* _What is expected_: Copy out the records word for word, beginning at their first line and stopping after the line that contains "candle-body xyxy=(1126,695,1130,697)".

* start Record set *

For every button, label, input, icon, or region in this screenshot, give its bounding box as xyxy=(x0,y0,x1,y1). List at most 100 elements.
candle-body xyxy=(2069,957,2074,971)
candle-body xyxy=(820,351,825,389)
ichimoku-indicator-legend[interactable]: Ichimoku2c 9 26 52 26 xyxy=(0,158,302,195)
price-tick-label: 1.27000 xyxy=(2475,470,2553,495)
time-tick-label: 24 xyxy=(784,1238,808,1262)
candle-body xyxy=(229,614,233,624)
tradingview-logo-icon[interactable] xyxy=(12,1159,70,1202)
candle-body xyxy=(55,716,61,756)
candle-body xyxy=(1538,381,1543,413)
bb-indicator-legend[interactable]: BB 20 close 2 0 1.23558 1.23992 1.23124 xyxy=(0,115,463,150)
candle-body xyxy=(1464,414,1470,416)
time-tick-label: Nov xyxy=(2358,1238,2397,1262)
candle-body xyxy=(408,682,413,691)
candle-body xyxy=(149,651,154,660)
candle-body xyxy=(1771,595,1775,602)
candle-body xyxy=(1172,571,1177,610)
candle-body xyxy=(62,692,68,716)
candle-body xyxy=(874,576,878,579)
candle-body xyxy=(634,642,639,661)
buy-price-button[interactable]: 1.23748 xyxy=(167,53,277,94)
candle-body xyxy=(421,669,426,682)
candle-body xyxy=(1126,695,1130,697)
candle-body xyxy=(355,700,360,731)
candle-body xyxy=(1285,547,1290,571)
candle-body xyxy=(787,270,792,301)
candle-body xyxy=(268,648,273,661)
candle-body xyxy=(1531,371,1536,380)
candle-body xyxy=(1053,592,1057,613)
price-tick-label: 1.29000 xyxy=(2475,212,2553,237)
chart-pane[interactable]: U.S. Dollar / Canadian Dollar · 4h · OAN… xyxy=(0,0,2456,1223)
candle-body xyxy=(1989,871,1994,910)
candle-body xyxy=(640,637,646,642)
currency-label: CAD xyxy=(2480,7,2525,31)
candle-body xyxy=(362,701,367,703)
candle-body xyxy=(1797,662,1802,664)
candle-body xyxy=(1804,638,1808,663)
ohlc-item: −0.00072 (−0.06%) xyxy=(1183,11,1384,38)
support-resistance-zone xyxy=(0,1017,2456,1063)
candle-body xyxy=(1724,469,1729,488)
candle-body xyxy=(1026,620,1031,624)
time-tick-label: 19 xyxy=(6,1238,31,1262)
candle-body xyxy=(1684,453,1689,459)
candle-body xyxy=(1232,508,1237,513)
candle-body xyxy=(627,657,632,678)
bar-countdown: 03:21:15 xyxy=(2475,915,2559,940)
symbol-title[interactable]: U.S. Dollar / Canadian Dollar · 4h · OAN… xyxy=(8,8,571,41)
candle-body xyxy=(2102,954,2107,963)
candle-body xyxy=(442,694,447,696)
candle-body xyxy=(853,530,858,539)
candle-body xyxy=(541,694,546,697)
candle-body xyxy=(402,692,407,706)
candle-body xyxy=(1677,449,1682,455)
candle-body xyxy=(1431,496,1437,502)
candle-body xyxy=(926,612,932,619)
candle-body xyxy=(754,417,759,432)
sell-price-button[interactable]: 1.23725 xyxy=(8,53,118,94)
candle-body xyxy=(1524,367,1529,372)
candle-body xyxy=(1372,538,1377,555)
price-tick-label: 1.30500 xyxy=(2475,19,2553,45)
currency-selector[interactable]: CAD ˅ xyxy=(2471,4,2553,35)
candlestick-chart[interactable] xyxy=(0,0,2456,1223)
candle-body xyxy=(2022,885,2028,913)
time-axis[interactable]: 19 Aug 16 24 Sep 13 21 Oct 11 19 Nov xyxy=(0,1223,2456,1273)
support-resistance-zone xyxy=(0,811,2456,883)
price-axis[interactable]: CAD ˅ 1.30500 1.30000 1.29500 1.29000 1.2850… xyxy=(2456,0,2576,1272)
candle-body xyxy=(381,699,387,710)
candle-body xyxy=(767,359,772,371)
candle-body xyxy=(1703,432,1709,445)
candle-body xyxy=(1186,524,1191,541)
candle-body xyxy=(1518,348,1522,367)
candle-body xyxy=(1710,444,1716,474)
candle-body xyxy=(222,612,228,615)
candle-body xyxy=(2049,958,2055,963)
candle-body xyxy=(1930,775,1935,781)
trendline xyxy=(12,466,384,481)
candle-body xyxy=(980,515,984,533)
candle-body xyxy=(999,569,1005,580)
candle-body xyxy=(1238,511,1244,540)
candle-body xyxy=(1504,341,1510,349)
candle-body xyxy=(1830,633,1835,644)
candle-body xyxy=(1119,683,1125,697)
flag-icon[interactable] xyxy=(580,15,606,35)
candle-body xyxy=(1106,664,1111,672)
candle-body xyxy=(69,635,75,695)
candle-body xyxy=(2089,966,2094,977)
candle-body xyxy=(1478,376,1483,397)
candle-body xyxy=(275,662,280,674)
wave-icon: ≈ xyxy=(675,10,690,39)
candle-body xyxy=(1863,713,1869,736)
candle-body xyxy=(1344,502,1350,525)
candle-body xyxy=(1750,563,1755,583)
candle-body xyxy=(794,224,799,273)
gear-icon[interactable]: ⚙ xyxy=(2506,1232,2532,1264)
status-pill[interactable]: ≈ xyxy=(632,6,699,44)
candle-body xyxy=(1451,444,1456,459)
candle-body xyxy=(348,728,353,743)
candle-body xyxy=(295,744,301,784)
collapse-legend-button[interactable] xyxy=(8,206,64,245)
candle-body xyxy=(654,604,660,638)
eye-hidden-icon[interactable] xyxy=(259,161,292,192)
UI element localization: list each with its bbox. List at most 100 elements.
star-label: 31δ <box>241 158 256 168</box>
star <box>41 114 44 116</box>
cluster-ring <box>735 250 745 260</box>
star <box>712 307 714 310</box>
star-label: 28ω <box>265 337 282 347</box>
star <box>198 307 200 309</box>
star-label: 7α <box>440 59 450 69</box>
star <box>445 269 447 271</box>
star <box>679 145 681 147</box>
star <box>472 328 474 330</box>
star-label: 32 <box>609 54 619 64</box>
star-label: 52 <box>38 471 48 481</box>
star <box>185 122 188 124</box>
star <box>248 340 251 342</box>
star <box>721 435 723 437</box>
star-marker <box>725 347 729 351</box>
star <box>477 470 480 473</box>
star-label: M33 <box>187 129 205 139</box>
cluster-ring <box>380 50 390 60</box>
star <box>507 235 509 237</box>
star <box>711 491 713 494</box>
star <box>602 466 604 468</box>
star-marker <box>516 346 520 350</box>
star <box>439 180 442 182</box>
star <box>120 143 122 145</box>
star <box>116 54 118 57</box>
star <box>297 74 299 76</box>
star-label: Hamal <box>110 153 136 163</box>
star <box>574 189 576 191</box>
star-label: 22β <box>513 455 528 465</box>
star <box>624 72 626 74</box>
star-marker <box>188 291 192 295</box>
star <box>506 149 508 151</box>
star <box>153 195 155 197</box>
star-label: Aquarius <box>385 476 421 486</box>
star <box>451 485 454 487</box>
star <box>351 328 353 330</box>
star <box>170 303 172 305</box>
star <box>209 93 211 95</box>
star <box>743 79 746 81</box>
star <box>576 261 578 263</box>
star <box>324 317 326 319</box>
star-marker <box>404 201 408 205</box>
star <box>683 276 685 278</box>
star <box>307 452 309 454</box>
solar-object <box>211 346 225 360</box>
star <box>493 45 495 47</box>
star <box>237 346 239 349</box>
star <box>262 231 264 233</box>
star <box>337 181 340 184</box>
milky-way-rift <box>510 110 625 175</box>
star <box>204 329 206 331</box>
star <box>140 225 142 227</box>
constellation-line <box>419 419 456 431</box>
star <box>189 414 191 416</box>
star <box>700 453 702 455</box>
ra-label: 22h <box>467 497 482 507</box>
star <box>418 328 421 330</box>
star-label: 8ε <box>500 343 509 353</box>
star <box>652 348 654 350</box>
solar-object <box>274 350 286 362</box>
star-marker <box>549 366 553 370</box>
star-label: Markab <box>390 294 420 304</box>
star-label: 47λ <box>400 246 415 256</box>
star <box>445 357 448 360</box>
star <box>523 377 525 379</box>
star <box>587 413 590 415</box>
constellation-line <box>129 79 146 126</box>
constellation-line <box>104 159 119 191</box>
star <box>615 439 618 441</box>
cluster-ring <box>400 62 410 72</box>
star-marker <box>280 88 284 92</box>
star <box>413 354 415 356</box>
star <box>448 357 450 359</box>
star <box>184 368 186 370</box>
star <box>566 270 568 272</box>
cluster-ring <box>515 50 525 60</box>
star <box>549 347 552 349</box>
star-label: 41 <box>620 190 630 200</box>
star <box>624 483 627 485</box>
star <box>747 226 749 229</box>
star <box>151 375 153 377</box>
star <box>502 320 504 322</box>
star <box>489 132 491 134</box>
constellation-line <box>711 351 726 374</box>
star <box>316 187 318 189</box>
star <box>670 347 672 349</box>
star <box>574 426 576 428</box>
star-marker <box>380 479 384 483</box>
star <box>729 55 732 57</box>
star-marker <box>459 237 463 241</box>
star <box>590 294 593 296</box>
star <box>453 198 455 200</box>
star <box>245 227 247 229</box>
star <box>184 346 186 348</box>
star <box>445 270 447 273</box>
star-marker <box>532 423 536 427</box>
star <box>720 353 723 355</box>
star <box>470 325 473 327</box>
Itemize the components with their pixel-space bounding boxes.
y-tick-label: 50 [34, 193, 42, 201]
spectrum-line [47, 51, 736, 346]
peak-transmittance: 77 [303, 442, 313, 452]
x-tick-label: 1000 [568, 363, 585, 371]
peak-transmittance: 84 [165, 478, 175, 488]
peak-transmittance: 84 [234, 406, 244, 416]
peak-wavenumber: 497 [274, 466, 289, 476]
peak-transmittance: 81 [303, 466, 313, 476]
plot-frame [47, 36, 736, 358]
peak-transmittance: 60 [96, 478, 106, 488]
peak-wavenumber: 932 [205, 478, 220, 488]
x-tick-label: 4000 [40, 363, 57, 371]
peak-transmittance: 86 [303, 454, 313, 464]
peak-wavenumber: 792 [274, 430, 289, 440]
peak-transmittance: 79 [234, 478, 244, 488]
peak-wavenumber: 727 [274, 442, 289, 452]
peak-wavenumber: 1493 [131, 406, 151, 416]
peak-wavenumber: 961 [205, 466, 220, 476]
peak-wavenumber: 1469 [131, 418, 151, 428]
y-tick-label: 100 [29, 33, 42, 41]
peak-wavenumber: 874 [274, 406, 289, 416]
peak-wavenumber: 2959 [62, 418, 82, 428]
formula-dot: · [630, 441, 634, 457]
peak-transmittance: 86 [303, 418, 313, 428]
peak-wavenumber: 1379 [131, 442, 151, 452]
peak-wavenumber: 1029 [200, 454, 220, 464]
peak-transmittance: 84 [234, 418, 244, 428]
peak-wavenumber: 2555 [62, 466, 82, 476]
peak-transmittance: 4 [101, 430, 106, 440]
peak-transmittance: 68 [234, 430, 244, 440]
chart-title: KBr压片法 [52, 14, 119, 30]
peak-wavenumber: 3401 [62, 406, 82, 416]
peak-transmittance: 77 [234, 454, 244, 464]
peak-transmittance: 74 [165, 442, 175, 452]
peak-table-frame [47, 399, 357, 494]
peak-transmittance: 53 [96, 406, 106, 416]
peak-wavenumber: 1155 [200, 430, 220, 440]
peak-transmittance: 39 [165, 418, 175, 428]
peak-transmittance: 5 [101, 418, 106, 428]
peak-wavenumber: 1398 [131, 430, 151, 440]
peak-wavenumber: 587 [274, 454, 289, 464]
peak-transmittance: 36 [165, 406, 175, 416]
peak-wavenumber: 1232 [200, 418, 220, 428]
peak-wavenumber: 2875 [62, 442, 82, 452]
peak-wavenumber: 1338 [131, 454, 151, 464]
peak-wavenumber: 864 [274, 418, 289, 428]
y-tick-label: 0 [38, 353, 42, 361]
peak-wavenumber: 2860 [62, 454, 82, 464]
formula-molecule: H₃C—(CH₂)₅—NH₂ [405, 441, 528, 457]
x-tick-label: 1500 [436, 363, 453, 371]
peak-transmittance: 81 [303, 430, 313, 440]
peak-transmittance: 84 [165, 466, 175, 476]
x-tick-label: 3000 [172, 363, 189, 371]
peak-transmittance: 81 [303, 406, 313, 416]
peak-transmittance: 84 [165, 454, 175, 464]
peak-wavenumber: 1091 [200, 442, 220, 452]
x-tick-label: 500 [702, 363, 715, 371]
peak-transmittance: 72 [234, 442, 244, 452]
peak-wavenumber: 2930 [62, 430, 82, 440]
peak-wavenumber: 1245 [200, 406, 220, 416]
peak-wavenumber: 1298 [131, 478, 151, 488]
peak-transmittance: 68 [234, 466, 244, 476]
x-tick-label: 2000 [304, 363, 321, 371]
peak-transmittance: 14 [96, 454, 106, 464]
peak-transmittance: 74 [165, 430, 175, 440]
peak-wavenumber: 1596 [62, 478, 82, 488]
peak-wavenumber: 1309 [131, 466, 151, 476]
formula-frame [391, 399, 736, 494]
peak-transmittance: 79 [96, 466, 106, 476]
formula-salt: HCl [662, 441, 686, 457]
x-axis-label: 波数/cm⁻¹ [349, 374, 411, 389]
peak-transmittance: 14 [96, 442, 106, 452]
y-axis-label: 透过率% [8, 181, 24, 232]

* end Record set *

* _In response_:
For every button, label, input, icon, or region in this screenshot, give its bounding box as xyxy=(x0,y0,x1,y1). List at most 100 elements.
candle-body xyxy=(2069,957,2074,971)
candle-body xyxy=(820,351,825,389)
ichimoku-indicator-legend[interactable]: Ichimoku2c 9 26 52 26 xyxy=(0,158,302,195)
price-tick-label: 1.27000 xyxy=(2475,470,2553,495)
time-tick-label: 24 xyxy=(784,1238,808,1262)
candle-body xyxy=(229,614,233,624)
tradingview-logo-icon[interactable] xyxy=(12,1159,70,1202)
candle-body xyxy=(55,716,61,756)
candle-body xyxy=(1538,381,1543,413)
bb-indicator-legend[interactable]: BB 20 close 2 0 1.23558 1.23992 1.23124 xyxy=(0,115,463,150)
candle-body xyxy=(1464,414,1470,416)
time-tick-label: Nov xyxy=(2358,1238,2397,1262)
candle-body xyxy=(408,682,413,691)
candle-body xyxy=(149,651,154,660)
candle-body xyxy=(1771,595,1775,602)
candle-body xyxy=(1172,571,1177,610)
candle-body xyxy=(62,692,68,716)
candle-body xyxy=(874,576,878,579)
candle-body xyxy=(634,642,639,661)
buy-price-button[interactable]: 1.23748 xyxy=(167,53,277,94)
candle-body xyxy=(421,669,426,682)
candle-body xyxy=(1126,695,1130,697)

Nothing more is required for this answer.